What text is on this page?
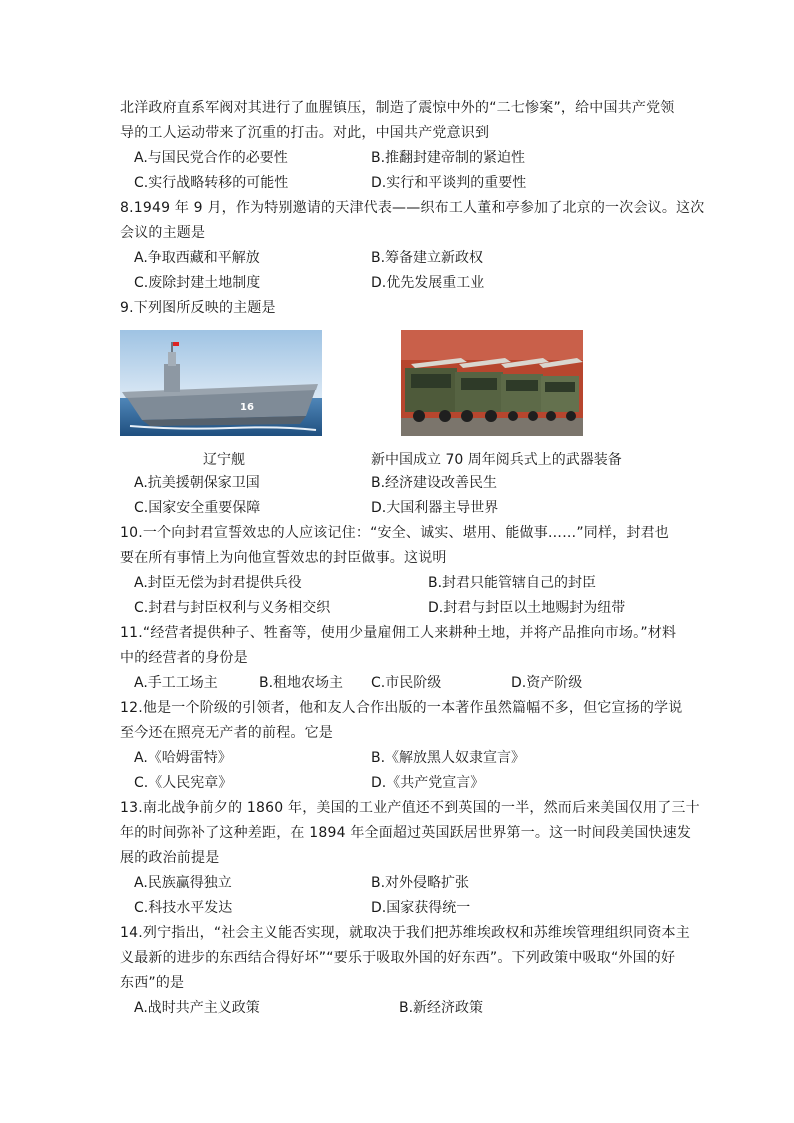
北洋政府直系军阀对其进行了血腥镇压，制造了震惊中外的“二七惨案”，给中国共产党领
导的工人运动带来了沉重的打击。对此，中国共产党意识到
A.与国民党合作的必要性	B.推翻封建帝制的紧迫性
C.实行战略转移的可能性	D.实行和平谈判的重要性
8.1949 年 9 月，作为特别邀请的天津代表——织布工人董和亭参加了北京的一次会议。这次
会议的主题是
A.争取西藏和平解放	B.筹备建立新政权
C.废除封建土地制度	D.优先发展重工业
9.下列图所反映的主题是
16
辽宁舰	新中国成立 70 周年阅兵式上的武器装备
A.抗美援朝保家卫国	B.经济建设改善民生
C.国家安全重要保障	D.大国利器主导世界
10.一个向封君宣誓效忠的人应该记住：“安全、诚实、堪用、能做事……”同样，封君也
要在所有事情上为向他宣誓效忠的封臣做事。这说明
A.封臣无偿为封君提供兵役	B.封君只能管辖自己的封臣
C.封君与封臣权利与义务相交织	D.封君与封臣以土地赐封为纽带
11.“经营者提供种子、牲畜等，使用少量雇佣工人来耕种土地，并将产品推向市场。”材料
中的经营者的身份是
A.手工工场主	B.租地农场主 C.市民阶级	D.资产阶级
12.他是一个阶级的引领者，他和友人合作出版的一本著作虽然篇幅不多，但它宣扬的学说
至今还在照亮无产者的前程。它是
A.《哈姆雷特》	B.《解放黑人奴隶宣言》
C.《人民宪章》	D.《共产党宣言》
13.南北战争前夕的 1860 年，美国的工业产值还不到英国的一半，然而后来美国仅用了三十
年的时间弥补了这种差距，在 1894 年全面超过英国跃居世界第一。这一时间段美国快速发
展的政治前提是
A.民族赢得独立	B.对外侵略扩张
C.科技水平发达	D.国家获得统一
14.列宁指出，“社会主义能否实现，就取决于我们把苏维埃政权和苏维埃管理组织同资本主
义最新的进步的东西结合得好坏”“要乐于吸取外国的好东西”。下列政策中吸取“外国的好
东西”的是
A.战时共产主义政策	B.新经济政策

Exercise task: Give an exact reproduction of every line, leaving out any picture.

Task response:
What text is on this page?
北洋政府直系军阀对其进行了血腥镇压，制造了震惊中外的“二七惨案”，给中国共产党领
导的工人运动带来了沉重的打击。对此，中国共产党意识到
A.与国民党合作的必要性	B.推翻封建帝制的紧迫性
C.实行战略转移的可能性	D.实行和平谈判的重要性
8.1949 年 9 月，作为特别邀请的天津代表——织布工人董和亭参加了北京的一次会议。这次
会议的主题是
A.争取西藏和平解放	B.筹备建立新政权
C.废除封建土地制度	D.优先发展重工业
9.下列图所反映的主题是
16
辽宁舰	新中国成立 70 周年阅兵式上的武器装备
A.抗美援朝保家卫国	B.经济建设改善民生
C.国家安全重要保障	D.大国利器主导世界
10.一个向封君宣誓效忠的人应该记住：“安全、诚实、堪用、能做事……”同样，封君也
要在所有事情上为向他宣誓效忠的封臣做事。这说明
A.封臣无偿为封君提供兵役	B.封君只能管辖自己的封臣
C.封君与封臣权利与义务相交织	D.封君与封臣以土地赐封为纽带
11.“经营者提供种子、牲畜等，使用少量雇佣工人来耕种土地，并将产品推向市场。”材料
中的经营者的身份是
A.手工工场主	B.租地农场主 C.市民阶级	D.资产阶级
12.他是一个阶级的引领者，他和友人合作出版的一本著作虽然篇幅不多，但它宣扬的学说
至今还在照亮无产者的前程。它是
A.《哈姆雷特》	B.《解放黑人奴隶宣言》
C.《人民宪章》	D.《共产党宣言》
13.南北战争前夕的 1860 年，美国的工业产值还不到英国的一半，然而后来美国仅用了三十
年的时间弥补了这种差距，在 1894 年全面超过英国跃居世界第一。这一时间段美国快速发
展的政治前提是
A.民族赢得独立	B.对外侵略扩张
C.科技水平发达	D.国家获得统一
14.列宁指出，“社会主义能否实现，就取决于我们把苏维埃政权和苏维埃管理组织同资本主
义最新的进步的东西结合得好坏”“要乐于吸取外国的好东西”。下列政策中吸取“外国的好
东西”的是
A.战时共产主义政策	B.新经济政策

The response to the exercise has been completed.